▸ Task:
Leave out the pictures, then reproduce the rest of the material exactly.

######

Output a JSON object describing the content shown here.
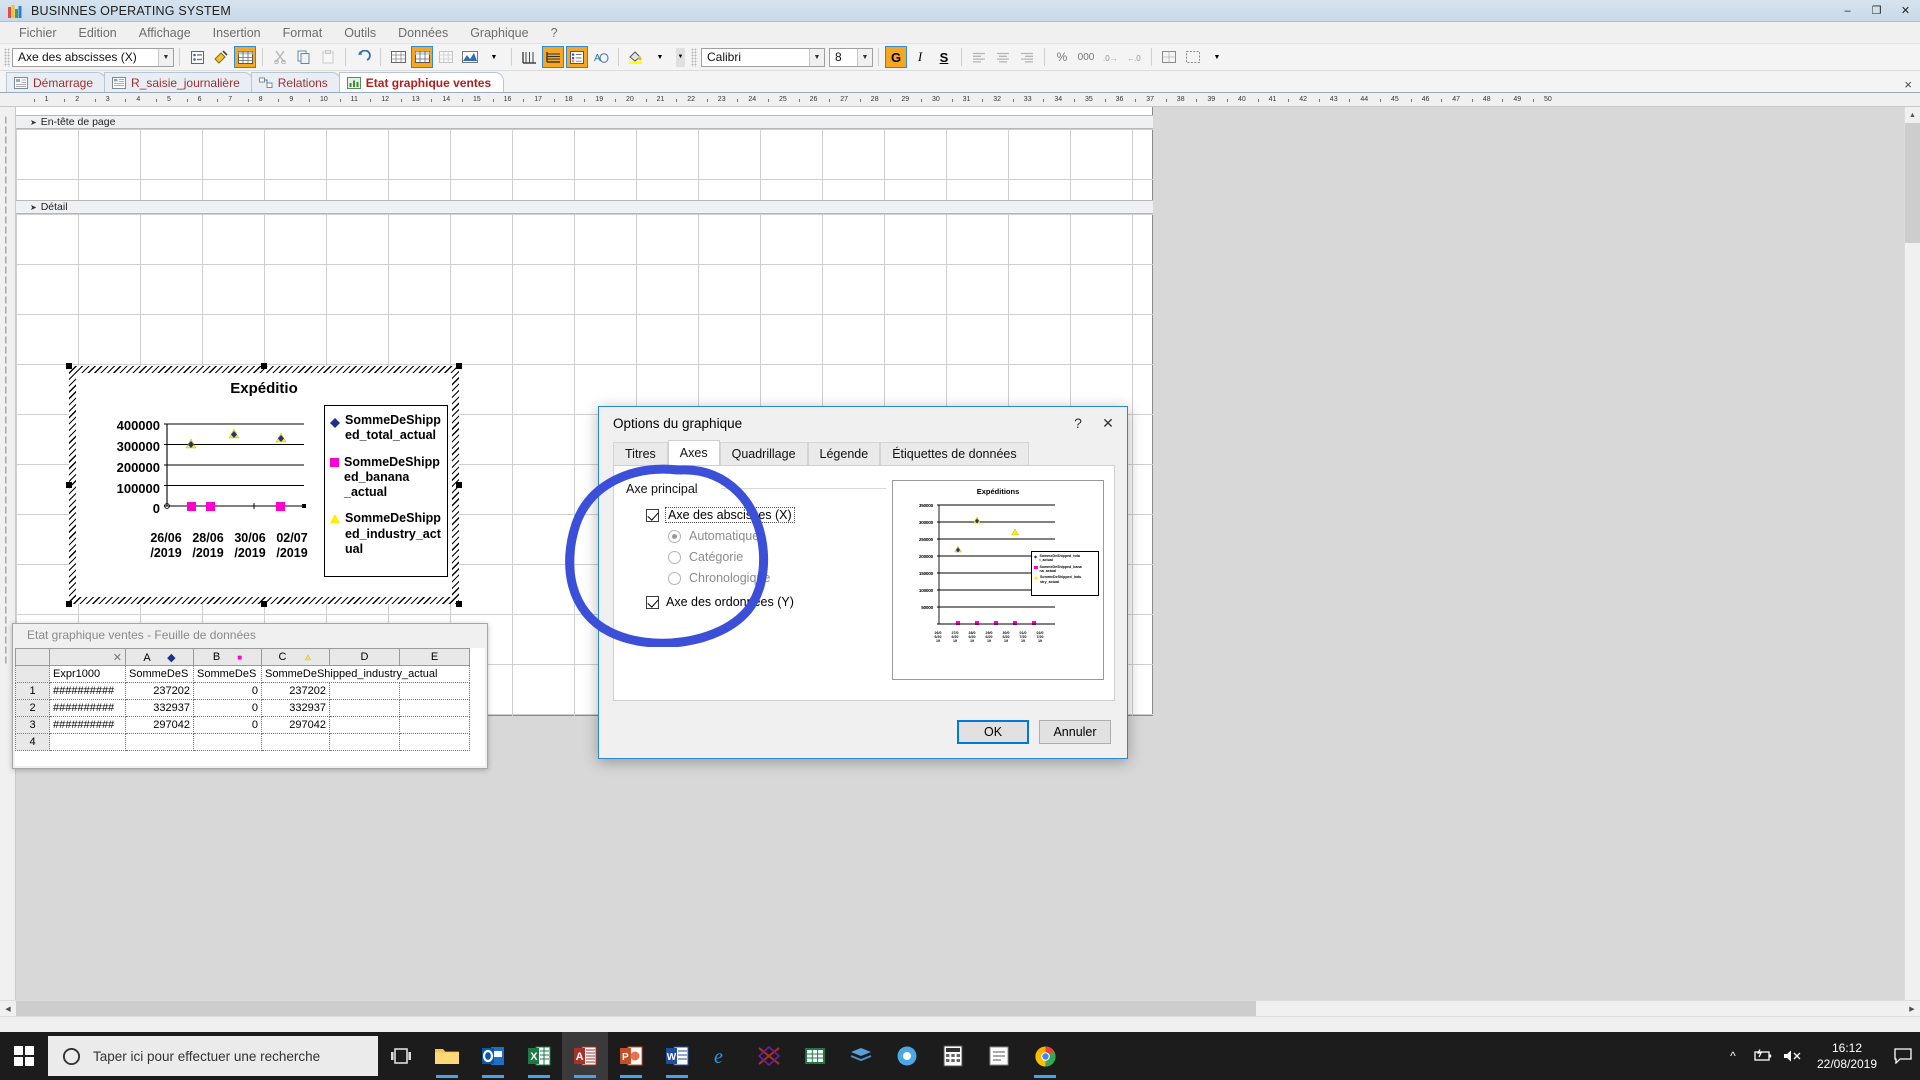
{
  "window": {
    "title": "BUSINNES OPERATING SYSTEM",
    "minimize": "–",
    "maximize": "❐",
    "close": "✕"
  },
  "menubar": {
    "items": [
      "Fichier",
      "Edition",
      "Affichage",
      "Insertion",
      "Format",
      "Outils",
      "Données",
      "Graphique",
      "?"
    ]
  },
  "toolbar": {
    "object_select": "Axe des abscisses (X)",
    "font_name": "Calibri",
    "font_size": "8",
    "bold": "G",
    "italic": "I",
    "underline": "S"
  },
  "document_tabs": [
    {
      "label": "Démarrage",
      "active": false
    },
    {
      "label": "R_saisie_journalière",
      "active": false
    },
    {
      "label": "Relations",
      "active": false
    },
    {
      "label": "Etat graphique ventes",
      "active": true
    }
  ],
  "tabbar": {
    "close_label": "×"
  },
  "report": {
    "sections": [
      {
        "label": "En-tête de page"
      },
      {
        "label": "Détail"
      }
    ]
  },
  "chart_data": {
    "type": "scatter",
    "title": "Expéditio",
    "xlabel": "",
    "ylabel": "",
    "ylim": [
      0,
      400000
    ],
    "yticks": [
      "400000",
      "300000",
      "200000",
      "100000",
      "0"
    ],
    "ytick_values": [
      400000,
      300000,
      200000,
      100000,
      0
    ],
    "xticks": [
      "26/06\n/2019",
      "28/06\n/2019",
      "30/06\n/2019",
      "02/07\n/2019"
    ],
    "xtick_labels": [
      {
        "l1": "26/06",
        "l2": "/2019"
      },
      {
        "l1": "28/06",
        "l2": "/2019"
      },
      {
        "l1": "30/06",
        "l2": "/2019"
      },
      {
        "l1": "02/07",
        "l2": "/2019"
      }
    ],
    "grid": true,
    "legend_position": "right",
    "series": [
      {
        "name": "SommeDeShipped_total_actual",
        "marker": "diamond",
        "color": "#1f2f8f",
        "values": [
          237202,
          332937,
          null,
          297042
        ]
      },
      {
        "name": "SommeDeShipped_banana_actual",
        "marker": "square",
        "color": "#ff00d0",
        "values": [
          0,
          0,
          null,
          0
        ]
      },
      {
        "name": "SommeDeShipped_industry_actual",
        "marker": "triangle",
        "color": "#ffee00",
        "values": [
          237202,
          332937,
          null,
          297042
        ]
      }
    ],
    "legend_lines": [
      [
        "SommeDeShipp",
        "ed_total_actual"
      ],
      [
        "SommeDeShipp",
        "ed_banana",
        "_actual"
      ],
      [
        "SommeDeShipp",
        "ed_industry_act",
        "ual"
      ]
    ]
  },
  "datasheet": {
    "title": "Etat graphique ventes - Feuille de données",
    "column_letters": [
      "",
      "",
      "A",
      "B",
      "C",
      "D",
      "E"
    ],
    "column_markers": [
      "",
      "",
      "diamond",
      "square",
      "triangle",
      "",
      ""
    ],
    "field_headers": [
      "Expr1000",
      "SommeDeS",
      "SommeDeS",
      "SommeDeShipped_industry_actual",
      "",
      ""
    ],
    "rows": [
      {
        "num": "1",
        "cells": [
          "##########",
          "237202",
          "0",
          "237202",
          "",
          ""
        ]
      },
      {
        "num": "2",
        "cells": [
          "##########",
          "332937",
          "0",
          "332937",
          "",
          ""
        ]
      },
      {
        "num": "3",
        "cells": [
          "##########",
          "297042",
          "0",
          "297042",
          "",
          ""
        ]
      },
      {
        "num": "4",
        "cells": [
          "",
          "",
          "",
          "",
          "",
          ""
        ]
      }
    ]
  },
  "dialog": {
    "title": "Options du graphique",
    "help_icon": "?",
    "close_icon": "✕",
    "tabs": [
      {
        "label": "Titres",
        "selected": false
      },
      {
        "label": "Axes",
        "selected": true
      },
      {
        "label": "Quadrillage",
        "selected": false
      },
      {
        "label": "Légende",
        "selected": false
      },
      {
        "label": "Étiquettes de données",
        "selected": false
      }
    ],
    "group_label": "Axe principal",
    "checkbox_x": {
      "label": "Axe des abscisses (X)",
      "checked": true
    },
    "radios": [
      {
        "label": "Automatique",
        "selected": true
      },
      {
        "label": "Catégorie",
        "selected": false
      },
      {
        "label": "Chronologique",
        "selected": false
      }
    ],
    "checkbox_y": {
      "label": "Axe des ordonnées (Y)",
      "checked": true
    },
    "buttons": {
      "ok": "OK",
      "cancel": "Annuler"
    },
    "preview": {
      "title": "Expéditions",
      "yticks": [
        "350000",
        "300000",
        "250000",
        "200000",
        "150000",
        "100000",
        "50000"
      ],
      "xticks": [
        "26/0\n6/20\n19",
        "27/0\n6/20\n19",
        "28/0\n6/20\n19",
        "29/0\n6/20\n19",
        "30/0\n6/20\n19",
        "01/0\n7/20\n19",
        "02/0\n7/20\n19"
      ],
      "legend_lines": [
        [
          "SommeDeShipped_tota",
          "l_actual"
        ],
        [
          "SommeDeShipped_bana",
          "na_actual"
        ],
        [
          "SommeDeShipped_indu",
          "stry_actual"
        ]
      ]
    }
  },
  "annotation": {
    "shape": "hand-drawn-ellipse",
    "color": "#3b4fd8"
  },
  "taskbar": {
    "search_placeholder": "Taper ici pour effectuer une recherche",
    "time": "16:12",
    "date": "22/08/2019",
    "apps": [
      "task-view",
      "file-explorer",
      "outlook",
      "excel",
      "access",
      "powerpoint",
      "word",
      "edge",
      "visio",
      "excel2",
      "onenote-alt",
      "chrome-alt",
      "calculator",
      "notepad",
      "chrome"
    ]
  }
}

######

▸ The output:
Output a JSON object describing the content shown here.
{
  "window": {
    "title": "BUSINNES OPERATING SYSTEM",
    "minimize": "–",
    "maximize": "❐",
    "close": "✕"
  },
  "menubar": {
    "items": [
      "Fichier",
      "Edition",
      "Affichage",
      "Insertion",
      "Format",
      "Outils",
      "Données",
      "Graphique",
      "?"
    ]
  },
  "toolbar": {
    "object_select": "Axe des abscisses (X)",
    "font_name": "Calibri",
    "font_size": "8",
    "bold": "G",
    "italic": "I",
    "underline": "S"
  },
  "document_tabs": [
    {
      "label": "Démarrage",
      "active": false
    },
    {
      "label": "R_saisie_journalière",
      "active": false
    },
    {
      "label": "Relations",
      "active": false
    },
    {
      "label": "Etat graphique ventes",
      "active": true
    }
  ],
  "tabbar": {
    "close_label": "×"
  },
  "report": {
    "sections": [
      {
        "label": "En-tête de page"
      },
      {
        "label": "Détail"
      }
    ]
  },
  "chart_data": {
    "type": "scatter",
    "title": "Expéditio",
    "xlabel": "",
    "ylabel": "",
    "ylim": [
      0,
      400000
    ],
    "yticks": [
      "400000",
      "300000",
      "200000",
      "100000",
      "0"
    ],
    "ytick_values": [
      400000,
      300000,
      200000,
      100000,
      0
    ],
    "xticks": [
      "26/06\n/2019",
      "28/06\n/2019",
      "30/06\n/2019",
      "02/07\n/2019"
    ],
    "xtick_labels": [
      {
        "l1": "26/06",
        "l2": "/2019"
      },
      {
        "l1": "28/06",
        "l2": "/2019"
      },
      {
        "l1": "30/06",
        "l2": "/2019"
      },
      {
        "l1": "02/07",
        "l2": "/2019"
      }
    ],
    "grid": true,
    "legend_position": "right",
    "series": [
      {
        "name": "SommeDeShipped_total_actual",
        "marker": "diamond",
        "color": "#1f2f8f",
        "values": [
          237202,
          332937,
          null,
          297042
        ]
      },
      {
        "name": "SommeDeShipped_banana_actual",
        "marker": "square",
        "color": "#ff00d0",
        "values": [
          0,
          0,
          null,
          0
        ]
      },
      {
        "name": "SommeDeShipped_industry_actual",
        "marker": "triangle",
        "color": "#ffee00",
        "values": [
          237202,
          332937,
          null,
          297042
        ]
      }
    ],
    "legend_lines": [
      [
        "SommeDeShipp",
        "ed_total_actual"
      ],
      [
        "SommeDeShipp",
        "ed_banana",
        "_actual"
      ],
      [
        "SommeDeShipp",
        "ed_industry_act",
        "ual"
      ]
    ]
  },
  "datasheet": {
    "title": "Etat graphique ventes - Feuille de données",
    "column_letters": [
      "",
      "",
      "A",
      "B",
      "C",
      "D",
      "E"
    ],
    "column_markers": [
      "",
      "",
      "diamond",
      "square",
      "triangle",
      "",
      ""
    ],
    "field_headers": [
      "Expr1000",
      "SommeDeS",
      "SommeDeS",
      "SommeDeShipped_industry_actual",
      "",
      ""
    ],
    "rows": [
      {
        "num": "1",
        "cells": [
          "##########",
          "237202",
          "0",
          "237202",
          "",
          ""
        ]
      },
      {
        "num": "2",
        "cells": [
          "##########",
          "332937",
          "0",
          "332937",
          "",
          ""
        ]
      },
      {
        "num": "3",
        "cells": [
          "##########",
          "297042",
          "0",
          "297042",
          "",
          ""
        ]
      },
      {
        "num": "4",
        "cells": [
          "",
          "",
          "",
          "",
          "",
          ""
        ]
      }
    ]
  },
  "dialog": {
    "title": "Options du graphique",
    "help_icon": "?",
    "close_icon": "✕",
    "tabs": [
      {
        "label": "Titres",
        "selected": false
      },
      {
        "label": "Axes",
        "selected": true
      },
      {
        "label": "Quadrillage",
        "selected": false
      },
      {
        "label": "Légende",
        "selected": false
      },
      {
        "label": "Étiquettes de données",
        "selected": false
      }
    ],
    "group_label": "Axe principal",
    "checkbox_x": {
      "label": "Axe des abscisses (X)",
      "checked": true
    },
    "radios": [
      {
        "label": "Automatique",
        "selected": true
      },
      {
        "label": "Catégorie",
        "selected": false
      },
      {
        "label": "Chronologique",
        "selected": false
      }
    ],
    "checkbox_y": {
      "label": "Axe des ordonnées (Y)",
      "checked": true
    },
    "buttons": {
      "ok": "OK",
      "cancel": "Annuler"
    },
    "preview": {
      "title": "Expéditions",
      "yticks": [
        "350000",
        "300000",
        "250000",
        "200000",
        "150000",
        "100000",
        "50000"
      ],
      "xticks": [
        "26/0\n6/20\n19",
        "27/0\n6/20\n19",
        "28/0\n6/20\n19",
        "29/0\n6/20\n19",
        "30/0\n6/20\n19",
        "01/0\n7/20\n19",
        "02/0\n7/20\n19"
      ],
      "legend_lines": [
        [
          "SommeDeShipped_tota",
          "l_actual"
        ],
        [
          "SommeDeShipped_bana",
          "na_actual"
        ],
        [
          "SommeDeShipped_indu",
          "stry_actual"
        ]
      ]
    }
  },
  "annotation": {
    "shape": "hand-drawn-ellipse",
    "color": "#3b4fd8"
  },
  "taskbar": {
    "search_placeholder": "Taper ici pour effectuer une recherche",
    "time": "16:12",
    "date": "22/08/2019",
    "apps": [
      "task-view",
      "file-explorer",
      "outlook",
      "excel",
      "access",
      "powerpoint",
      "word",
      "edge",
      "visio",
      "excel2",
      "onenote-alt",
      "chrome-alt",
      "calculator",
      "notepad",
      "chrome"
    ]
  }
}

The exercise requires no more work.